━━━ DATA LISTING ━━━

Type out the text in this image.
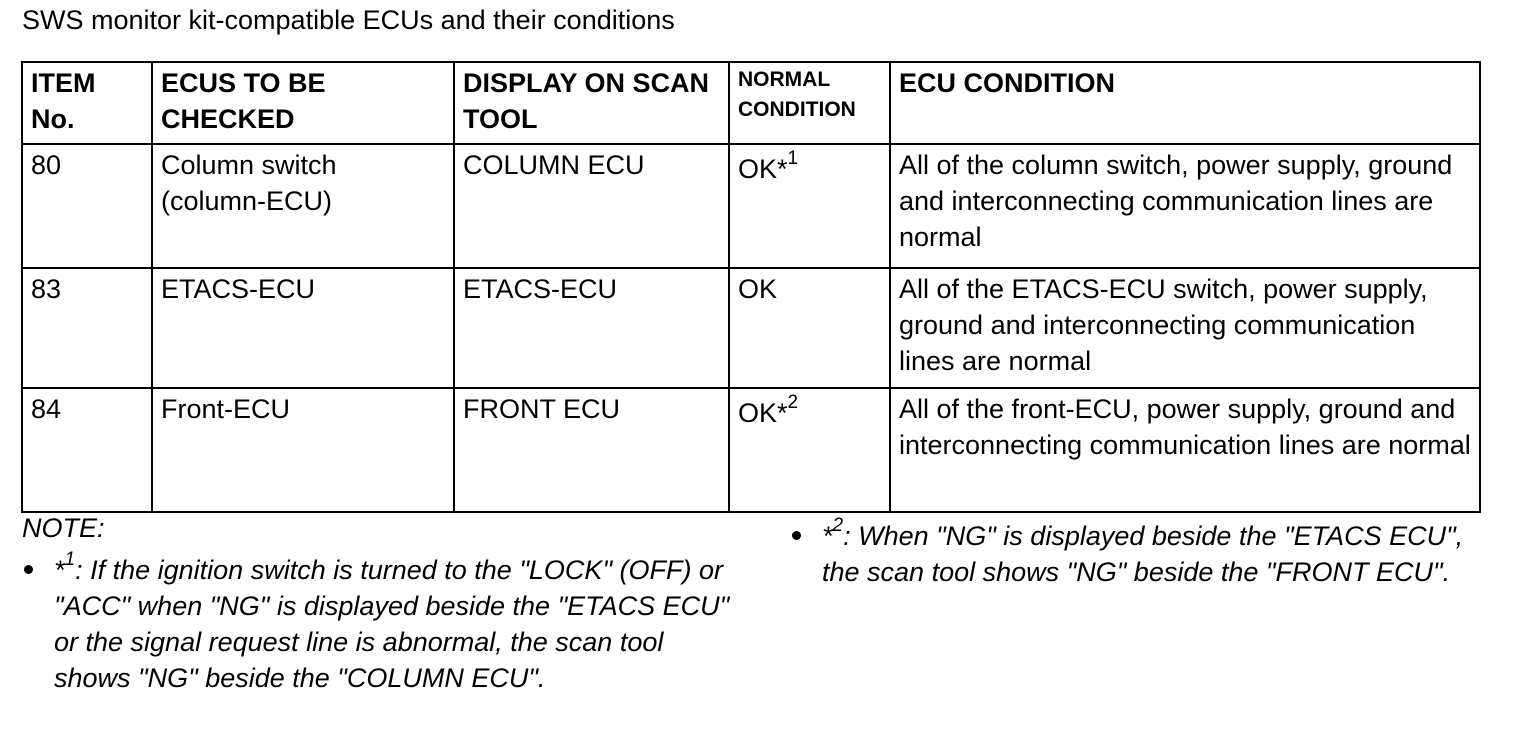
SWS monitor kit-compatible ECUs and their conditions
ITEM No.	ECUS TO BE CHECKED	DISPLAY ON SCAN TOOL	NORMAL CONDITION	ECU CONDITION
80	Column switch (column-ECU)	COLUMN ECU	OK*$^1$	All of the column switch, power supply, ground and interconnecting communication lines are normal
83	ETACS-ECU	ETACS-ECU	OK	All of the ETACS-ECU switch, power supply, ground and interconnecting communication lines are normal
84	Front-ECU	FRONT ECU	OK*$^2$	All of the front-ECU, power supply, ground and interconnecting communication lines are normal
NOTE:
*$^1$: If the ignition switch is turned to the "LOCK" (OFF) or "ACC" when "NG" is displayed beside the "ETACS ECU" or the signal request line is abnormal, the scan tool shows "NG" beside the "COLUMN ECU".
*$^2$: When "NG" is displayed beside the "ETACS ECU", the scan tool shows "NG" beside the "FRONT ECU".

━━━

_DO THIS_.
A faithful copy of the records above is needed, with the pictures left out.

_FINAL RESULT_.
Type out the text in this image.
SWS monitor kit-compatible ECUs and their conditions
ITEM No.	ECUS TO BE CHECKED	DISPLAY ON SCAN TOOL	NORMAL CONDITION	ECU CONDITION
80	Column switch (column-ECU)	COLUMN ECU	OK*$^1$	All of the column switch, power supply, ground and interconnecting communication lines are normal
83	ETACS-ECU	ETACS-ECU	OK	All of the ETACS-ECU switch, power supply, ground and interconnecting communication lines are normal
84	Front-ECU	FRONT ECU	OK*$^2$	All of the front-ECU, power supply, ground and interconnecting communication lines are normal
NOTE:
*$^1$: If the ignition switch is turned to the "LOCK" (OFF) or "ACC" when "NG" is displayed beside the "ETACS ECU" or the signal request line is abnormal, the scan tool shows "NG" beside the "COLUMN ECU".
*$^2$: When "NG" is displayed beside the "ETACS ECU", the scan tool shows "NG" beside the "FRONT ECU".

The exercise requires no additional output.